[Data records]
┏━━

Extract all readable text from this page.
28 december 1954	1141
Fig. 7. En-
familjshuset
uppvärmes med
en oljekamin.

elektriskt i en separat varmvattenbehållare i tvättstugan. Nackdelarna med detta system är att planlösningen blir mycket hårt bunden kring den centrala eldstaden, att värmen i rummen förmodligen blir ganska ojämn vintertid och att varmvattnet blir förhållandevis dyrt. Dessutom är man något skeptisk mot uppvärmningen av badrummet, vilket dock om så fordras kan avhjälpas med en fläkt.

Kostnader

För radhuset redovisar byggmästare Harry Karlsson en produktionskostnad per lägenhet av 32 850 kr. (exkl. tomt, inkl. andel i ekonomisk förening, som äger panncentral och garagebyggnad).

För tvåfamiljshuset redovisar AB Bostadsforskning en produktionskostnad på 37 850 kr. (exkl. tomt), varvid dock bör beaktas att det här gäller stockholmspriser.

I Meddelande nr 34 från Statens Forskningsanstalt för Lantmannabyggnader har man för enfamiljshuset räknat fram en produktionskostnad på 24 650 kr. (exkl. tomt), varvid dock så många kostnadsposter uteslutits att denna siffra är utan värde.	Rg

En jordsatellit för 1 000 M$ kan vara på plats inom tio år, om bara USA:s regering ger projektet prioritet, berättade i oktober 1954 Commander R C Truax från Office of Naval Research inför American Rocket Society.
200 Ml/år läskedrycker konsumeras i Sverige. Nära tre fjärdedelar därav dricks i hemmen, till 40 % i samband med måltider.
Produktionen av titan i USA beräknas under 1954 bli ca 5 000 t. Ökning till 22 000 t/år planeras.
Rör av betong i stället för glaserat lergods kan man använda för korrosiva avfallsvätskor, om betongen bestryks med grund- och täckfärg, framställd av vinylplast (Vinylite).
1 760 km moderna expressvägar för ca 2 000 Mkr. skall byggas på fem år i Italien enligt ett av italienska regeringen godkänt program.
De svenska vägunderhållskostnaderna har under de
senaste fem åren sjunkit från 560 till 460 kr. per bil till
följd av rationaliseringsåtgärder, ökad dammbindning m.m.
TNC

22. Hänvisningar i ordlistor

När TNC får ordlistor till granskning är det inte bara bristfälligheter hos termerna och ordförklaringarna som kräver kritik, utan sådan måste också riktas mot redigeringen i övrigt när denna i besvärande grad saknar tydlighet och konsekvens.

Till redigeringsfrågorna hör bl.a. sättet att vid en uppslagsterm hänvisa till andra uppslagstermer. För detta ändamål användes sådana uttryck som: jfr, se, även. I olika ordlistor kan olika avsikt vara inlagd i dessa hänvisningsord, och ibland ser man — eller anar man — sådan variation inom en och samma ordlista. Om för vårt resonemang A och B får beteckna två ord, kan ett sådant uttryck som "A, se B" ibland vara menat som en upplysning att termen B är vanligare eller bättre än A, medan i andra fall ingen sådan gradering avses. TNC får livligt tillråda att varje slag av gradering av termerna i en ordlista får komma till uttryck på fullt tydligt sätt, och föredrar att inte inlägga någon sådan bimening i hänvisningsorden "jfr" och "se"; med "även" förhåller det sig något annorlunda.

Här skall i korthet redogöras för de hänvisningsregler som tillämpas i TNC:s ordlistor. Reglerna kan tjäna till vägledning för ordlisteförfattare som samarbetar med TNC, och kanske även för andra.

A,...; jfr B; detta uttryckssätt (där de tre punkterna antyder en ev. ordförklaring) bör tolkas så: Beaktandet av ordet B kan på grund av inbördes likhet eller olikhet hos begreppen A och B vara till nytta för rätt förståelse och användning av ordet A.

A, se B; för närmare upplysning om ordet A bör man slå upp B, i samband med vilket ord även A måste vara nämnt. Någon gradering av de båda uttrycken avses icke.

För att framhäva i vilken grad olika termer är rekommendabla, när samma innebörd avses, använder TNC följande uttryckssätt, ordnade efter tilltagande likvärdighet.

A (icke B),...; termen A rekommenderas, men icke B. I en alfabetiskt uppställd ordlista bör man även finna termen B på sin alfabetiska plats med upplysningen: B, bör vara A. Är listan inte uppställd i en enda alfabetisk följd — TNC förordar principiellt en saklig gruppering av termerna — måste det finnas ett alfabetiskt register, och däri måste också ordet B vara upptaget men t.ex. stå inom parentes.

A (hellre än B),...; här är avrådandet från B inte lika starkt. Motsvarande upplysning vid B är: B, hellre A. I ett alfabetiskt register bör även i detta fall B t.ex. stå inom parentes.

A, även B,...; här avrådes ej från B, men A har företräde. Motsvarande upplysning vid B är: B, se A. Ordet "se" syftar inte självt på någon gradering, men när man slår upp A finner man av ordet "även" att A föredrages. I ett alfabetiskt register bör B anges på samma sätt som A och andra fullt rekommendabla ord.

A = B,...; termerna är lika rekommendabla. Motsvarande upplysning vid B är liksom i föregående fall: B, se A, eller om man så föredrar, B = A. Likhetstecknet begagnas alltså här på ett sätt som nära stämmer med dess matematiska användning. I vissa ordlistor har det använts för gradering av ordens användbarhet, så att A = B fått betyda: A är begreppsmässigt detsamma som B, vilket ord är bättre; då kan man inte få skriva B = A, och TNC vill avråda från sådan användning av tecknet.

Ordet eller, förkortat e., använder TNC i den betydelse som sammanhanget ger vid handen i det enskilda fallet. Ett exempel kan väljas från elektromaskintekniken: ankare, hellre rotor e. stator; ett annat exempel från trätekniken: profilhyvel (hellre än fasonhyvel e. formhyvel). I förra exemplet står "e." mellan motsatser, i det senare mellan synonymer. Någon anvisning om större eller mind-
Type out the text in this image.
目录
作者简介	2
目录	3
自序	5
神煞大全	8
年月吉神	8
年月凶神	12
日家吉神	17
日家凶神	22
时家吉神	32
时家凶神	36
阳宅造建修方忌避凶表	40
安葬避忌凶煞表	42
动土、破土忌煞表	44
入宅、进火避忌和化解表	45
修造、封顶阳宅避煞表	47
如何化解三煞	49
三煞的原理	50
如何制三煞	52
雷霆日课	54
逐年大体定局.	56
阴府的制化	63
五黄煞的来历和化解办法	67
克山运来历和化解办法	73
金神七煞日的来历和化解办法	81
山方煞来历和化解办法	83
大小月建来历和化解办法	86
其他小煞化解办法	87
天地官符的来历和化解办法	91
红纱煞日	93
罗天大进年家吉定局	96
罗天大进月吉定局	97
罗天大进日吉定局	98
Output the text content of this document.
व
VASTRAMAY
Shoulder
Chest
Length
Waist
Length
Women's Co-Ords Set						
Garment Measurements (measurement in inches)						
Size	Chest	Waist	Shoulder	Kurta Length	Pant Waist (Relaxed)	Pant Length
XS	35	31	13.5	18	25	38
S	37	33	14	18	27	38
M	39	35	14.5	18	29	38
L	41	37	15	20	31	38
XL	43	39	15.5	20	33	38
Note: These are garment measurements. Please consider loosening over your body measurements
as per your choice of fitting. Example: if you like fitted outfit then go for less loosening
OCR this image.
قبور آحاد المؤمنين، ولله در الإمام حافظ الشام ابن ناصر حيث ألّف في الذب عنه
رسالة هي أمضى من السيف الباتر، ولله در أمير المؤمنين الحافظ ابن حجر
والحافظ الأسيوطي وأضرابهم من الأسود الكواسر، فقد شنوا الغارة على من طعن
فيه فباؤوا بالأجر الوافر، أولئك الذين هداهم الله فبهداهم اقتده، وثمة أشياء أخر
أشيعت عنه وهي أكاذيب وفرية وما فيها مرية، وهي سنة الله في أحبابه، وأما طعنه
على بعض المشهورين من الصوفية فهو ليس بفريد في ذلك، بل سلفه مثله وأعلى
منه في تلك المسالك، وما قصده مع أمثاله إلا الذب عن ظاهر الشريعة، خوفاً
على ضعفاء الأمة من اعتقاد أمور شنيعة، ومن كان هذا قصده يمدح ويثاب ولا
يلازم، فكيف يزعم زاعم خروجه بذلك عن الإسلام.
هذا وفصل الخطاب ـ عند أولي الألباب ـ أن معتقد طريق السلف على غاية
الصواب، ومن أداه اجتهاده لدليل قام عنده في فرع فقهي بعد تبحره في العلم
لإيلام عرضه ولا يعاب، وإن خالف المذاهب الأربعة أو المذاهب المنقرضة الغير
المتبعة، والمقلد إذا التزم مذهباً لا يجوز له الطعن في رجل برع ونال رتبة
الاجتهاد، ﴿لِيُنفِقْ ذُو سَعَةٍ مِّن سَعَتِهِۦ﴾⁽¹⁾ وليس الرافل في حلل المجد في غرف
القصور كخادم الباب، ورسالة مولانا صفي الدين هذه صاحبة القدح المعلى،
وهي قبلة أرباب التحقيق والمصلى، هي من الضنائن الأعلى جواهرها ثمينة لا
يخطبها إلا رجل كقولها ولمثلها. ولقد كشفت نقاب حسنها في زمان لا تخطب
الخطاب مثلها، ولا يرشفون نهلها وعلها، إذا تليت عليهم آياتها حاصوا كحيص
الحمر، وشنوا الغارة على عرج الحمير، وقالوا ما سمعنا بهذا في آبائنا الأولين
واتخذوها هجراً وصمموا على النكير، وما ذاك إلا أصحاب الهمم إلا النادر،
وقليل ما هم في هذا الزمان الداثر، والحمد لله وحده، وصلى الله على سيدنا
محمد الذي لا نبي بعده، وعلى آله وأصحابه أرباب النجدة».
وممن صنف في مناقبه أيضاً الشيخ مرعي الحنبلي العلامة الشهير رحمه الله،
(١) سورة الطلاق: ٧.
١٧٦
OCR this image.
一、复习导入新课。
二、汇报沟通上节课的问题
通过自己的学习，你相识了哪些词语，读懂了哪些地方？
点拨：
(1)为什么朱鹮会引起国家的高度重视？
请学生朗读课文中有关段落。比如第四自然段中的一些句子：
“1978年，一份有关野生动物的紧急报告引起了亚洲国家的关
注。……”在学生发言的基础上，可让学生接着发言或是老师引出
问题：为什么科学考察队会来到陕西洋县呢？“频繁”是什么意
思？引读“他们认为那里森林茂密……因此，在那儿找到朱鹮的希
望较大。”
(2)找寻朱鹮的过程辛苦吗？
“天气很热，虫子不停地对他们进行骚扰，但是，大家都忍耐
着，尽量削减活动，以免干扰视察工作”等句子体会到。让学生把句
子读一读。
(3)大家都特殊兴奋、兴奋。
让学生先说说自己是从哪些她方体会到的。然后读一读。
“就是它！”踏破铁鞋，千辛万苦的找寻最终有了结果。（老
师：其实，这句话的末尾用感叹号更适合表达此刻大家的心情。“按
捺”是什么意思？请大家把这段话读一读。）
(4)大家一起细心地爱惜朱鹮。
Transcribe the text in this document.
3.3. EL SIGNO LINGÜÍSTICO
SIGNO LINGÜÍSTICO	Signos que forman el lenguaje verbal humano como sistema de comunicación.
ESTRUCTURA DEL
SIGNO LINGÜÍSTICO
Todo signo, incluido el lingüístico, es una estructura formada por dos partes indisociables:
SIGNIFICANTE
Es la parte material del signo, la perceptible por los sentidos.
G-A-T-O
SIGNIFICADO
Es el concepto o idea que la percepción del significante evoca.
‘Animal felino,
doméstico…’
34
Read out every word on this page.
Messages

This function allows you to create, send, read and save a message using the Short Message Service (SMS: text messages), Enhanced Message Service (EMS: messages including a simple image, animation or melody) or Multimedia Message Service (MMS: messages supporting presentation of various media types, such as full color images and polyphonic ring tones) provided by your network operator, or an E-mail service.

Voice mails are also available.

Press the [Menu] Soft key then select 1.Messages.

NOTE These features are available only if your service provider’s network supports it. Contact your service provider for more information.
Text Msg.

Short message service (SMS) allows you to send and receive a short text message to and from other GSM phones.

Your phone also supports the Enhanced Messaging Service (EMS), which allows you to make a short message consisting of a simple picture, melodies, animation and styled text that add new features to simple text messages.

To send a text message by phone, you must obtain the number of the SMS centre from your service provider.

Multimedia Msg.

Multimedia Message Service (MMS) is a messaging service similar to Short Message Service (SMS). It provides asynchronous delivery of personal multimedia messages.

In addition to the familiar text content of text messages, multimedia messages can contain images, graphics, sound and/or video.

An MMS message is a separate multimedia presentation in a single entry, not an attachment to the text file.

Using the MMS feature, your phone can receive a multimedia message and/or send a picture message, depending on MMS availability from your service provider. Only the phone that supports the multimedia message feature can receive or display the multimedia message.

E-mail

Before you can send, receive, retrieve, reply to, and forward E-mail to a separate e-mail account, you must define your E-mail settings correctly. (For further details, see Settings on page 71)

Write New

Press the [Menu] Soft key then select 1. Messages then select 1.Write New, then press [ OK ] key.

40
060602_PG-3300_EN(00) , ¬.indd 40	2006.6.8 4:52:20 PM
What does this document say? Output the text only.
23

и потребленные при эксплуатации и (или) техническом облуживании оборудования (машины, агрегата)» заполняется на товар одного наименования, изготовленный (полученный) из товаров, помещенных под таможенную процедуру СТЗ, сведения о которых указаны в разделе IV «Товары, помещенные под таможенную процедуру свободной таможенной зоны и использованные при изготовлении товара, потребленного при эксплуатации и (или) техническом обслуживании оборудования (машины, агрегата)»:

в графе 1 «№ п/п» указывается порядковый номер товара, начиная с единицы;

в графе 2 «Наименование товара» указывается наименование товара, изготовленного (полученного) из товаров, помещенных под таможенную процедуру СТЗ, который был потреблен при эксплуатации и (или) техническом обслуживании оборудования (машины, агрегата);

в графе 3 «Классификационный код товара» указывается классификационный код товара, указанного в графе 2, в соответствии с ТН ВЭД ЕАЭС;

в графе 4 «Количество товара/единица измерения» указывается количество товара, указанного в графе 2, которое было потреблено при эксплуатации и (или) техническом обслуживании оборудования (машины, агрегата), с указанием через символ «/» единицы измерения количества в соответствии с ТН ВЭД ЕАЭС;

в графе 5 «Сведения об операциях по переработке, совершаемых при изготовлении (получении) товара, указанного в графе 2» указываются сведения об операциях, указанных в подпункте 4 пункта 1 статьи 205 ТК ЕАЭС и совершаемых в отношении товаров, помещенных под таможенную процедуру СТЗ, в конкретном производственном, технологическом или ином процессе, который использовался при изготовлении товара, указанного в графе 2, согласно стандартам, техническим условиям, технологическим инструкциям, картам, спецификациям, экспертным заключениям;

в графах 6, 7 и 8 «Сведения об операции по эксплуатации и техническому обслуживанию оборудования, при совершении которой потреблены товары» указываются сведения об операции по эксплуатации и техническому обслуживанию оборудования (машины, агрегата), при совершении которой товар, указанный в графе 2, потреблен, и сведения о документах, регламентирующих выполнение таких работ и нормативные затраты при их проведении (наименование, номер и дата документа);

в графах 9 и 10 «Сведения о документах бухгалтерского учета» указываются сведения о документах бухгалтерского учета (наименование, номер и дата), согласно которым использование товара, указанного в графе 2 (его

┗━━

— WHAT TO PRODUCE —
From the listing above, collect each line in which the string "följd" appears.

— RESULT OF THIS EXERCISE —
följd av rationaliseringsåtgärder, ökad dammbindning m.m.
A (icke B),...; termen A rekommenderas, men icke B. I en alfabetiskt uppställd ordlista bör man även finna termen B på sin alfabetiska plats med upplysningen: B, bör vara A. Är listan inte uppställd i en enda alfabetisk följd — TNC förordar principiellt en saklig gruppering av termerna — måste det finnas ett alfabetiskt register, och däri måste också ordet B vara upptaget men t.ex. stå inom parentes.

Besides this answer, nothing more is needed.